● Prompt: Write out the entire listing below exactly, with the pictures left out.
::: Data for this exercise
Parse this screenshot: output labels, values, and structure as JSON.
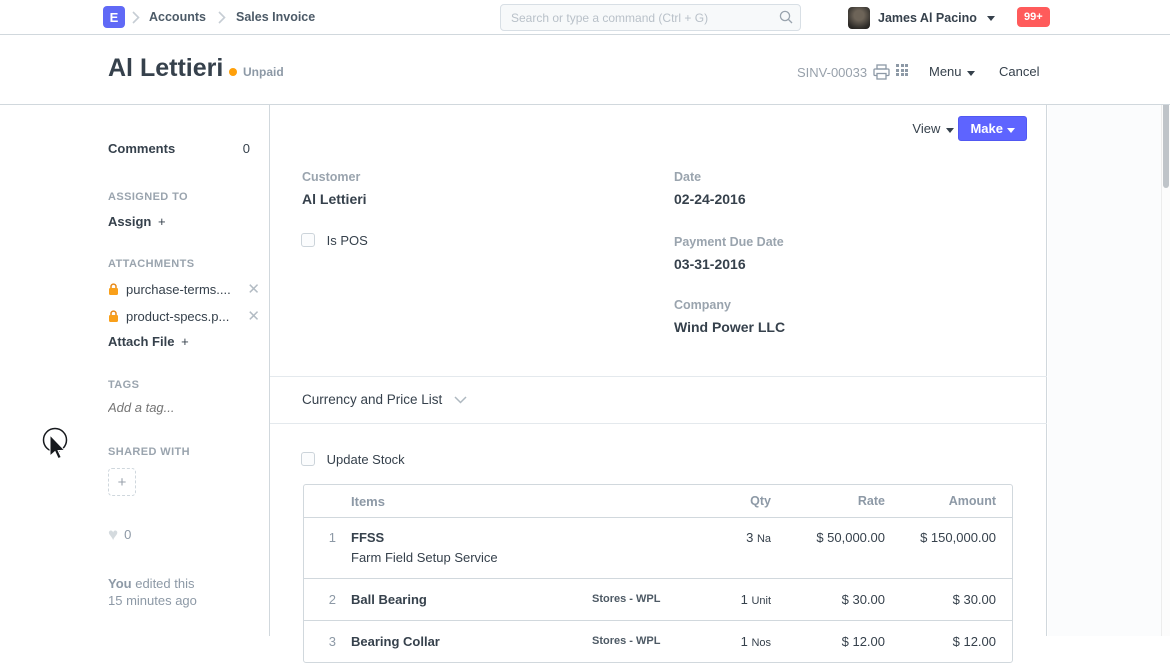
{
  "navbar": {
    "logo_letter": "E",
    "breadcrumbs": [
      "Accounts",
      "Sales Invoice"
    ],
    "search_placeholder": "Search or type a command (Ctrl + G)",
    "user_name": "James Al Pacino",
    "badge": "99+"
  },
  "page_head": {
    "title": "Al Lettieri",
    "status": "Unpaid",
    "doc_id": "SINV-00033",
    "menu": "Menu",
    "cancel": "Cancel"
  },
  "actions": {
    "view": "View",
    "make": "Make"
  },
  "sidebar": {
    "comments_label": "Comments",
    "comments_count": "0",
    "assigned_heading": "ASSIGNED TO",
    "assign": "Assign",
    "attachments_heading": "ATTACHMENTS",
    "attachments": [
      {
        "name": "purchase-terms...."
      },
      {
        "name": "product-specs.p..."
      }
    ],
    "attach_file": "Attach File",
    "tags_heading": "TAGS",
    "tag_placeholder": "Add a tag...",
    "shared_heading": "SHARED WITH",
    "likes": "0",
    "edited_by": "You",
    "edited_text": "edited this",
    "edited_time": "15 minutes ago"
  },
  "form": {
    "customer_label": "Customer",
    "customer_value": "Al Lettieri",
    "is_pos": "Is POS",
    "date_label": "Date",
    "date_value": "02-24-2016",
    "due_label": "Payment Due Date",
    "due_value": "03-31-2016",
    "company_label": "Company",
    "company_value": "Wind Power LLC",
    "currency_section": "Currency and Price List",
    "update_stock": "Update Stock"
  },
  "table": {
    "headers": {
      "items": "Items",
      "qty": "Qty",
      "rate": "Rate",
      "amount": "Amount"
    },
    "rows": [
      {
        "idx": "1",
        "item": "FFSS",
        "desc": "Farm Field Setup Service",
        "warehouse": "",
        "qty": "3",
        "uom": "Na",
        "rate": "$ 50,000.00",
        "amount": "$ 150,000.00"
      },
      {
        "idx": "2",
        "item": "Ball Bearing",
        "desc": "",
        "warehouse": "Stores - WPL",
        "qty": "1",
        "uom": "Unit",
        "rate": "$ 30.00",
        "amount": "$ 30.00"
      },
      {
        "idx": "3",
        "item": "Bearing Collar",
        "desc": "",
        "warehouse": "Stores - WPL",
        "qty": "1",
        "uom": "Nos",
        "rate": "$ 12.00",
        "amount": "$ 12.00"
      }
    ]
  },
  "colors": {
    "accent_blue": "#5e64ff",
    "badge_red": "#ff5b5b",
    "status_orange": "#ffa00a",
    "text_dark": "#36414c",
    "text_muted": "#8d99a6",
    "border": "#d1d8dd"
  }
}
::::::
● Exercise output:
Parse this screenshot: output labels, values, and structure as JSON.
{
  "navbar": {
    "logo_letter": "E",
    "breadcrumbs": [
      "Accounts",
      "Sales Invoice"
    ],
    "search_placeholder": "Search or type a command (Ctrl + G)",
    "user_name": "James Al Pacino",
    "badge": "99+"
  },
  "page_head": {
    "title": "Al Lettieri",
    "status": "Unpaid",
    "doc_id": "SINV-00033",
    "menu": "Menu",
    "cancel": "Cancel"
  },
  "actions": {
    "view": "View",
    "make": "Make"
  },
  "sidebar": {
    "comments_label": "Comments",
    "comments_count": "0",
    "assigned_heading": "ASSIGNED TO",
    "assign": "Assign",
    "attachments_heading": "ATTACHMENTS",
    "attachments": [
      {
        "name": "purchase-terms...."
      },
      {
        "name": "product-specs.p..."
      }
    ],
    "attach_file": "Attach File",
    "tags_heading": "TAGS",
    "tag_placeholder": "Add a tag...",
    "shared_heading": "SHARED WITH",
    "likes": "0",
    "edited_by": "You",
    "edited_text": "edited this",
    "edited_time": "15 minutes ago"
  },
  "form": {
    "customer_label": "Customer",
    "customer_value": "Al Lettieri",
    "is_pos": "Is POS",
    "date_label": "Date",
    "date_value": "02-24-2016",
    "due_label": "Payment Due Date",
    "due_value": "03-31-2016",
    "company_label": "Company",
    "company_value": "Wind Power LLC",
    "currency_section": "Currency and Price List",
    "update_stock": "Update Stock"
  },
  "table": {
    "headers": {
      "items": "Items",
      "qty": "Qty",
      "rate": "Rate",
      "amount": "Amount"
    },
    "rows": [
      {
        "idx": "1",
        "item": "FFSS",
        "desc": "Farm Field Setup Service",
        "warehouse": "",
        "qty": "3",
        "uom": "Na",
        "rate": "$ 50,000.00",
        "amount": "$ 150,000.00"
      },
      {
        "idx": "2",
        "item": "Ball Bearing",
        "desc": "",
        "warehouse": "Stores - WPL",
        "qty": "1",
        "uom": "Unit",
        "rate": "$ 30.00",
        "amount": "$ 30.00"
      },
      {
        "idx": "3",
        "item": "Bearing Collar",
        "desc": "",
        "warehouse": "Stores - WPL",
        "qty": "1",
        "uom": "Nos",
        "rate": "$ 12.00",
        "amount": "$ 12.00"
      }
    ]
  },
  "colors": {
    "accent_blue": "#5e64ff",
    "badge_red": "#ff5b5b",
    "status_orange": "#ffa00a",
    "text_dark": "#36414c",
    "text_muted": "#8d99a6",
    "border": "#d1d8dd"
  }
}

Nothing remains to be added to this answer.